[Data entries]
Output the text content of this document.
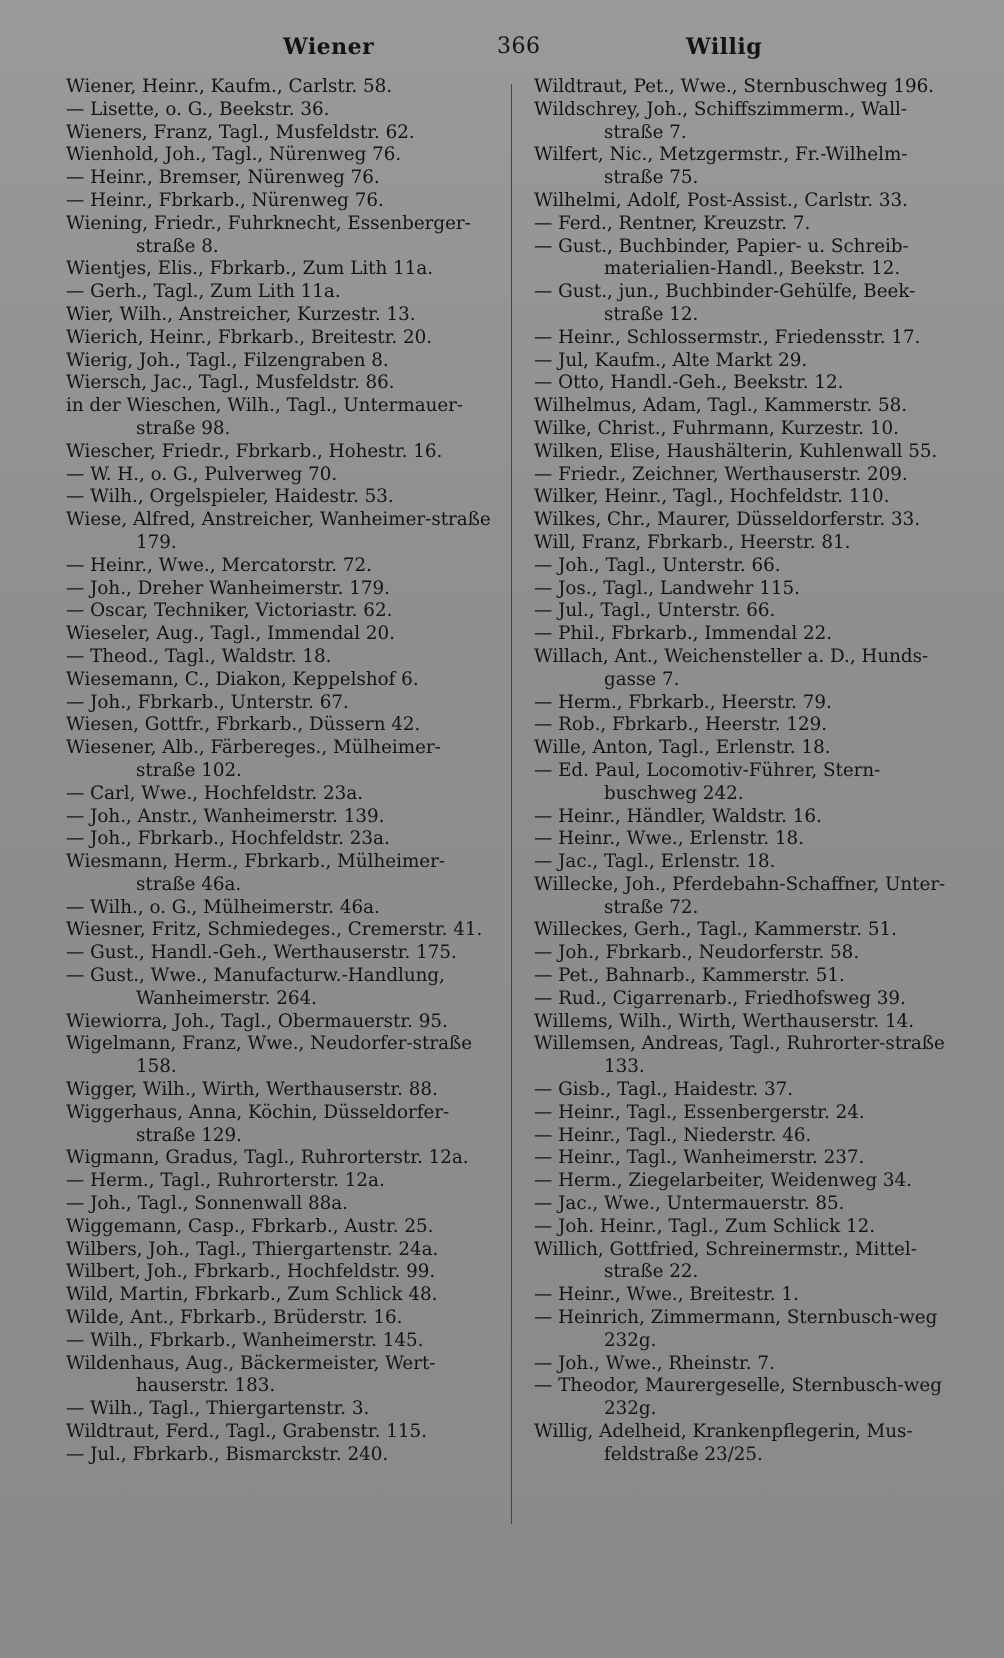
Wiener	366	Willig

Wiener, Heinr., Kaufm., Carlstr. 58.

— Lisette, o. G., Beekstr. 36.

Wieners, Franz, Tagl., Musfeldstr. 62.

Wienhold, Joh., Tagl., Nürenweg 76.

— Heinr., Bremser, Nürenweg 76.

— Heinr., Fbrkarb., Nürenweg 76.

Wiening, Friedr., Fuhrknecht, Essenberger-straße 8.

Wientjes, Elis., Fbrkarb., Zum Lith 11a.

— Gerh., Tagl., Zum Lith 11a.

Wier, Wilh., Anstreicher, Kurzestr. 13.

Wierich, Heinr., Fbrkarb., Breitestr. 20.

Wierig, Joh., Tagl., Filzengraben 8.

Wiersch, Jac., Tagl., Musfeldstr. 86.

in der Wieschen, Wilh., Tagl., Untermauer-straße 98.

Wiescher, Friedr., Fbrkarb., Hohestr. 16.

— W. H., o. G., Pulverweg 70.

— Wilh., Orgelspieler, Haidestr. 53.

Wiese, Alfred, Anstreicher, Wanheimer-straße 179.

— Heinr., Wwe., Mercatorstr. 72.

— Joh., Dreher Wanheimerstr. 179.

— Oscar, Techniker, Victoriastr. 62.

Wieseler, Aug., Tagl., Immendal 20.

— Theod., Tagl., Waldstr. 18.

Wiesemann, C., Diakon, Keppelshof 6.

— Joh., Fbrkarb., Unterstr. 67.

Wiesen, Gottfr., Fbrkarb., Düssern 42.

Wiesener, Alb., Färbereges., Mülheimer-straße 102.

— Carl, Wwe., Hochfeldstr. 23a.

— Joh., Anstr., Wanheimerstr. 139.

— Joh., Fbrkarb., Hochfeldstr. 23a.

Wiesmann, Herm., Fbrkarb., Mülheimer-straße 46a.

— Wilh., o. G., Mülheimerstr. 46a.

Wiesner, Fritz, Schmiedeges., Cremerstr. 41.

— Gust., Handl.-Geh., Werthauserstr. 175.

— Gust., Wwe., Manufacturw.-Handlung, Wanheimerstr. 264.

Wiewiorra, Joh., Tagl., Obermauerstr. 95.

Wigelmann, Franz, Wwe., Neudorfer-straße 158.

Wigger, Wilh., Wirth, Werthauserstr. 88.

Wiggerhaus, Anna, Köchin, Düsseldorfer-straße 129.

Wigmann, Gradus, Tagl., Ruhrorterstr. 12a.

— Herm., Tagl., Ruhrorterstr. 12a.

— Joh., Tagl., Sonnenwall 88a.

Wiggemann, Casp., Fbrkarb., Austr. 25.

Wilbers, Joh., Tagl., Thiergartenstr. 24a.

Wilbert, Joh., Fbrkarb., Hochfeldstr. 99.

Wild, Martin, Fbrkarb., Zum Schlick 48.

Wilde, Ant., Fbrkarb., Brüderstr. 16.

— Wilh., Fbrkarb., Wanheimerstr. 145.

Wildenhaus, Aug., Bäckermeister, Wert-hauserstr. 183.

— Wilh., Tagl., Thiergartenstr. 3.

Wildtraut, Ferd., Tagl., Grabenstr. 115.

— Jul., Fbrkarb., Bismarckstr. 240.

Wildtraut, Pet., Wwe., Sternbuschweg 196.

Wildschrey, Joh., Schiffszimmerm., Wall-straße 7.

Wilfert, Nic., Metzgermstr., Fr.-Wilhelm-straße 75.

Wilhelmi, Adolf, Post-Assist., Carlstr. 33.

— Ferd., Rentner, Kreuzstr. 7.

— Gust., Buchbinder, Papier- u. Schreib-materialien-Handl., Beekstr. 12.

— Gust., jun., Buchbinder-Gehülfe, Beek-straße 12.

— Heinr., Schlossermstr., Friedensstr. 17.

— Jul, Kaufm., Alte Markt 29.

— Otto, Handl.-Geh., Beekstr. 12.

Wilhelmus, Adam, Tagl., Kammerstr. 58.

Wilke, Christ., Fuhrmann, Kurzestr. 10.

Wilken, Elise, Haushälterin, Kuhlenwall 55.

— Friedr., Zeichner, Werthauserstr. 209.

Wilker, Heinr., Tagl., Hochfeldstr. 110.

Wilkes, Chr., Maurer, Düsseldorferstr. 33.

Will, Franz, Fbrkarb., Heerstr. 81.

— Joh., Tagl., Unterstr. 66.

— Jos., Tagl., Landwehr 115.

— Jul., Tagl., Unterstr. 66.

— Phil., Fbrkarb., Immendal 22.

Willach, Ant., Weichensteller a. D., Hunds-gasse 7.

— Herm., Fbrkarb., Heerstr. 79.

— Rob., Fbrkarb., Heerstr. 129.

Wille, Anton, Tagl., Erlenstr. 18.

— Ed. Paul, Locomotiv-Führer, Stern-buschweg 242.

— Heinr., Händler, Waldstr. 16.

— Heinr., Wwe., Erlenstr. 18.

— Jac., Tagl., Erlenstr. 18.

Willecke, Joh., Pferdebahn-Schaffner, Unter-straße 72.

Willeckes, Gerh., Tagl., Kammerstr. 51.

— Joh., Fbrkarb., Neudorferstr. 58.

— Pet., Bahnarb., Kammerstr. 51.

— Rud., Cigarrenarb., Friedhofsweg 39.

Willems, Wilh., Wirth, Werthauserstr. 14.

Willemsen, Andreas, Tagl., Ruhrorter-straße 133.

— Gisb., Tagl., Haidestr. 37.

— Heinr., Tagl., Essenbergerstr. 24.

— Heinr., Tagl., Niederstr. 46.

— Heinr., Tagl., Wanheimerstr. 237.

— Herm., Ziegelarbeiter, Weidenweg 34.

— Jac., Wwe., Untermauerstr. 85.

— Joh. Heinr., Tagl., Zum Schlick 12.

Willich, Gottfried, Schreinermstr., Mittel-straße 22.

— Heinr., Wwe., Breitestr. 1.

— Heinrich, Zimmermann, Sternbusch-weg 232g.

— Joh., Wwe., Rheinstr. 7.

— Theodor, Maurergeselle, Sternbusch-weg 232g.

Willig, Adelheid, Krankenpflegerin, Mus-feldstraße 23/25.
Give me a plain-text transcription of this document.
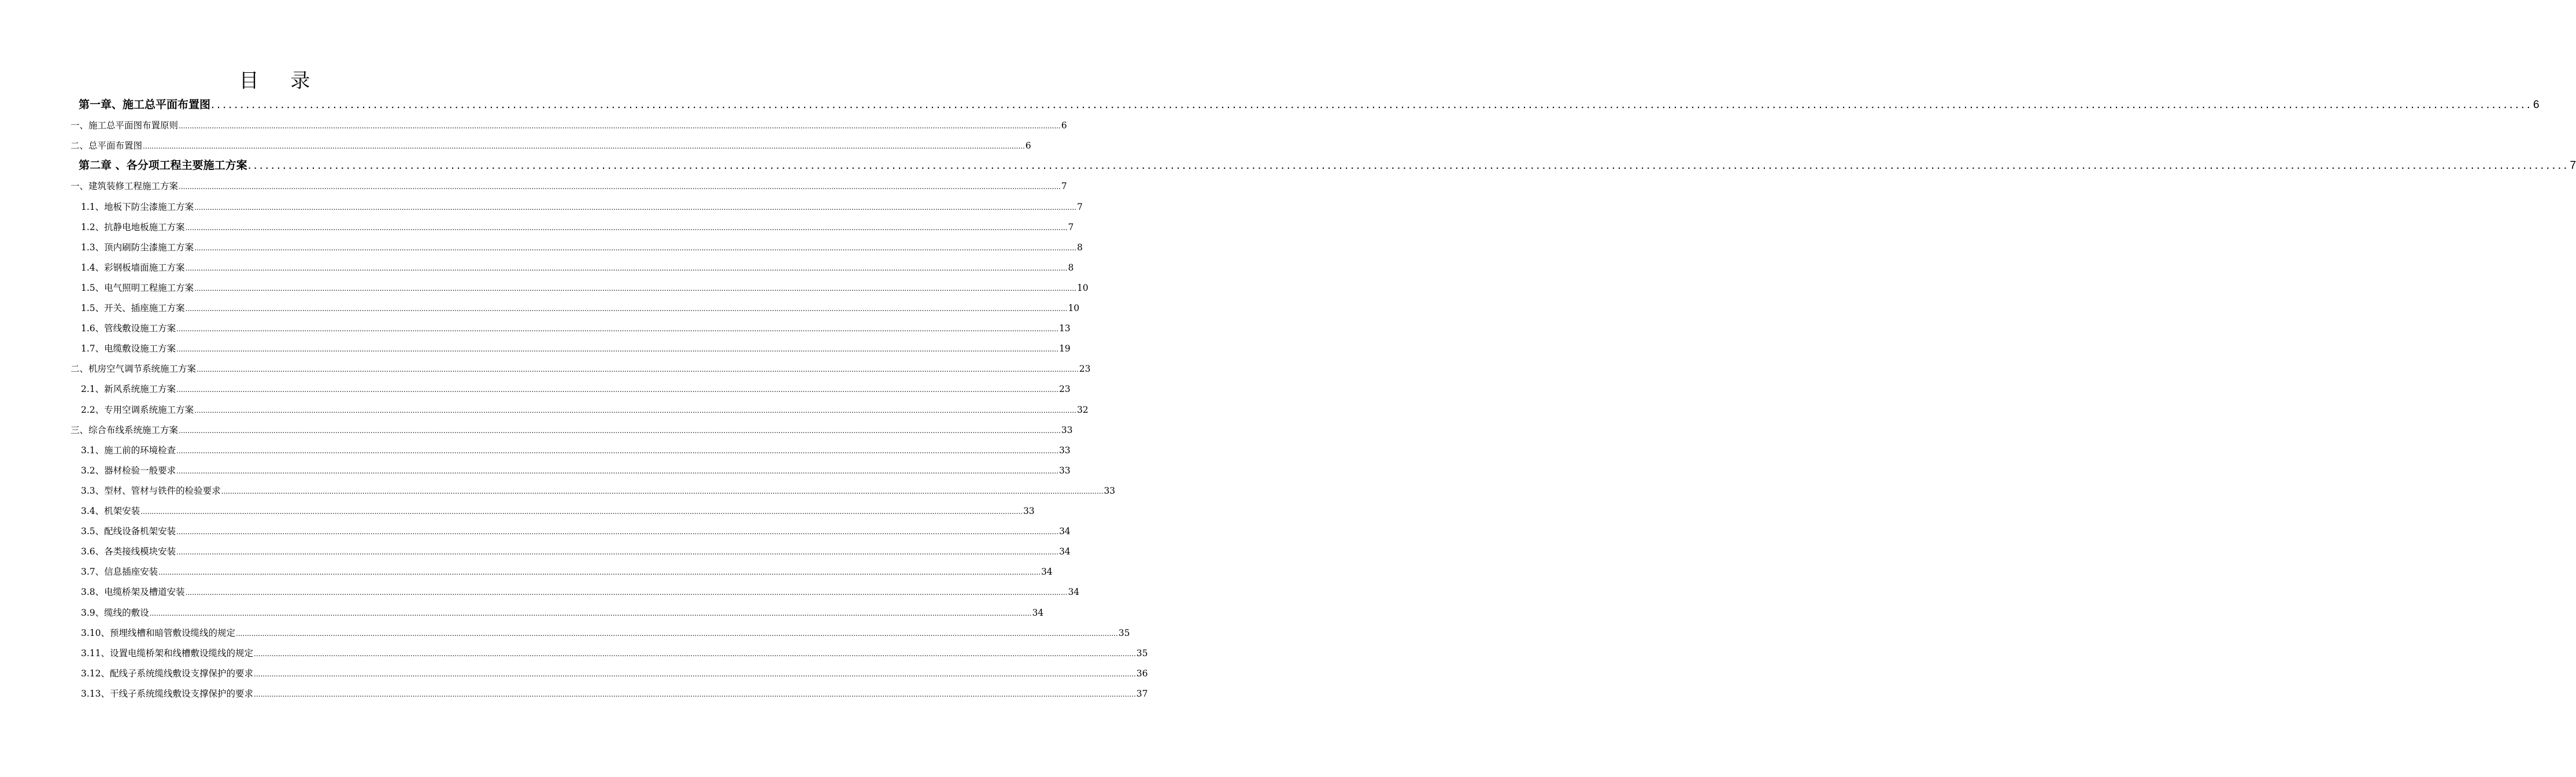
目 录
第一章、施工总平面布置图 ................................................................................................................................................................................................................................................................................................................................................................................................................ 6
一、施工总平面图布置原则 ................................................................................................................................................................................................................................................................................................................................................................................................................ 6
二、总平面布置图 ................................................................................................................................................................................................................................................................................................................................................................................................................ 6
第二章 、各分项工程主要施工方案 ................................................................................................................................................................................................................................................................................................................................................................................................................ 7
一、建筑装修工程施工方案 ................................................................................................................................................................................................................................................................................................................................................................................................................ 7
1.1、地板下防尘漆施工方案 ................................................................................................................................................................................................................................................................................................................................................................................................................ 7
1.2、抗静电地板施工方案 ................................................................................................................................................................................................................................................................................................................................................................................................................ 7
1.3、顶内刷防尘漆施工方案 ................................................................................................................................................................................................................................................................................................................................................................................................................ 8
1.4、彩钢板墙面施工方案 ................................................................................................................................................................................................................................................................................................................................................................................................................ 8
1.5、电气照明工程施工方案 ................................................................................................................................................................................................................................................................................................................................................................................................................ 10
1.5、开关、插座施工方案 ................................................................................................................................................................................................................................................................................................................................................................................................................ 10
1.6、管线敷设施工方案 ................................................................................................................................................................................................................................................................................................................................................................................................................ 13
1.7、电缆敷设施工方案 ................................................................................................................................................................................................................................................................................................................................................................................................................ 19
二、机房空气调节系统施工方案 ................................................................................................................................................................................................................................................................................................................................................................................................................ 23
2.1、新风系统施工方案 ................................................................................................................................................................................................................................................................................................................................................................................................................ 23
2.2、专用空调系统施工方案 ................................................................................................................................................................................................................................................................................................................................................................................................................ 32
三、综合布线系统施工方案 ................................................................................................................................................................................................................................................................................................................................................................................................................ 33
3.1、施工前的环境检查 ................................................................................................................................................................................................................................................................................................................................................................................................................ 33
3.2、器材检验一般要求 ................................................................................................................................................................................................................................................................................................................................................................................................................ 33
3.3、型材、管材与铁件的检验要求 ................................................................................................................................................................................................................................................................................................................................................................................................................ 33
3.4、机架安装 ................................................................................................................................................................................................................................................................................................................................................................................................................ 33
3.5、配线设备机架安装 ................................................................................................................................................................................................................................................................................................................................................................................................................ 34
3.6、各类接线模块安装 ................................................................................................................................................................................................................................................................................................................................................................................................................ 34
3.7、信息插座安装 ................................................................................................................................................................................................................................................................................................................................................................................................................ 34
3.8、电缆桥架及槽道安装 ................................................................................................................................................................................................................................................................................................................................................................................................................ 34
3.9、缆线的敷设 ................................................................................................................................................................................................................................................................................................................................................................................................................ 34
3.10、预埋线槽和暗管敷设缆线的规定 ................................................................................................................................................................................................................................................................................................................................................................................................................ 35
3.11、设置电缆桥架和线槽敷设缆线的规定 ................................................................................................................................................................................................................................................................................................................................................................................................................ 35
3.12、配线子系统缆线敷设支撑保护的要求 ................................................................................................................................................................................................................................................................................................................................................................................................................ 36
3.13、干线子系统缆线敷设支撑保护的要求 ................................................................................................................................................................................................................................................................................................................................................................................................................ 37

What to produce → Using the listing, copy every line where the word "Buchbinder" shows up.

Worked solution →
— Gust., Buchbinder, Papier- u. Schreib-materialien-Handl., Beekstr. 12.
— Gust., jun., Buchbinder-Gehülfe, Beek-straße 12.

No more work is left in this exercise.